WORKING DATA:
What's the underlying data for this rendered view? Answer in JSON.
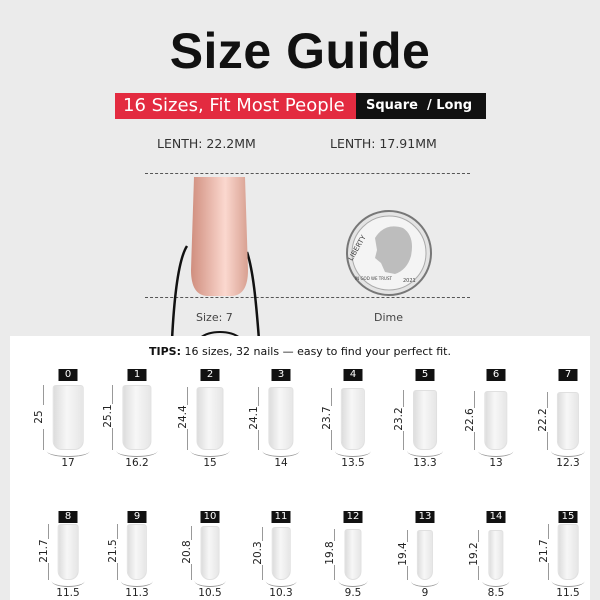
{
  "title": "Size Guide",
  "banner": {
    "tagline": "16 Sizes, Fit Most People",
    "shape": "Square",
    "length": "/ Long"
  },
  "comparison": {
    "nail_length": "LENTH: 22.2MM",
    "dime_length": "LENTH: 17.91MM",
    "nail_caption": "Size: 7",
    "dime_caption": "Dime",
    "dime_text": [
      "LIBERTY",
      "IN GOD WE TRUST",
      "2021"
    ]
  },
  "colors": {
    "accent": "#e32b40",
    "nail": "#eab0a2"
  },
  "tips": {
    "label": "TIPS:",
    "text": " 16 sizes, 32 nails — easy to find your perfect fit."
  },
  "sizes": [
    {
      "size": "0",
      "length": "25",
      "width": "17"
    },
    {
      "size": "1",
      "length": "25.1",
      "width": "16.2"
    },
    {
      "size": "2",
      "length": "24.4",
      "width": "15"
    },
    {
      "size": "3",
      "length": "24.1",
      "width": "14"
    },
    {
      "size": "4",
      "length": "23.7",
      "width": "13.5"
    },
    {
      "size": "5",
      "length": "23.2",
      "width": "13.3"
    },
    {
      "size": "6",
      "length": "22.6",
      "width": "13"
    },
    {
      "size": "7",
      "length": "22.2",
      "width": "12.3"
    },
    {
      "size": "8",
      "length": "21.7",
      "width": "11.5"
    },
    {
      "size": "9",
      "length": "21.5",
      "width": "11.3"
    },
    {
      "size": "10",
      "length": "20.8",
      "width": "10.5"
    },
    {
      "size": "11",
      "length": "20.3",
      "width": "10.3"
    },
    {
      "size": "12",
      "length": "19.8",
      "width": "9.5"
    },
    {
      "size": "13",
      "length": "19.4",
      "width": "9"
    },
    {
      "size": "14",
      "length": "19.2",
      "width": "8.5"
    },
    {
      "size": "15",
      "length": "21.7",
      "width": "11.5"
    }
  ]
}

TO DO: Return the entries unchanged, save for the pictures, which do not belong in the copy.

SOLUTION FOR THIS TASK:
What's the underlying data for this rendered view? Answer in JSON.
{
  "title": "Size Guide",
  "banner": {
    "tagline": "16 Sizes, Fit Most People",
    "shape": "Square",
    "length": "/ Long"
  },
  "comparison": {
    "nail_length": "LENTH: 22.2MM",
    "dime_length": "LENTH: 17.91MM",
    "nail_caption": "Size: 7",
    "dime_caption": "Dime",
    "dime_text": [
      "LIBERTY",
      "IN GOD WE TRUST",
      "2021"
    ]
  },
  "colors": {
    "accent": "#e32b40",
    "nail": "#eab0a2"
  },
  "tips": {
    "label": "TIPS:",
    "text": " 16 sizes, 32 nails — easy to find your perfect fit."
  },
  "sizes": [
    {
      "size": "0",
      "length": "25",
      "width": "17"
    },
    {
      "size": "1",
      "length": "25.1",
      "width": "16.2"
    },
    {
      "size": "2",
      "length": "24.4",
      "width": "15"
    },
    {
      "size": "3",
      "length": "24.1",
      "width": "14"
    },
    {
      "size": "4",
      "length": "23.7",
      "width": "13.5"
    },
    {
      "size": "5",
      "length": "23.2",
      "width": "13.3"
    },
    {
      "size": "6",
      "length": "22.6",
      "width": "13"
    },
    {
      "size": "7",
      "length": "22.2",
      "width": "12.3"
    },
    {
      "size": "8",
      "length": "21.7",
      "width": "11.5"
    },
    {
      "size": "9",
      "length": "21.5",
      "width": "11.3"
    },
    {
      "size": "10",
      "length": "20.8",
      "width": "10.5"
    },
    {
      "size": "11",
      "length": "20.3",
      "width": "10.3"
    },
    {
      "size": "12",
      "length": "19.8",
      "width": "9.5"
    },
    {
      "size": "13",
      "length": "19.4",
      "width": "9"
    },
    {
      "size": "14",
      "length": "19.2",
      "width": "8.5"
    },
    {
      "size": "15",
      "length": "21.7",
      "width": "11.5"
    }
  ]
}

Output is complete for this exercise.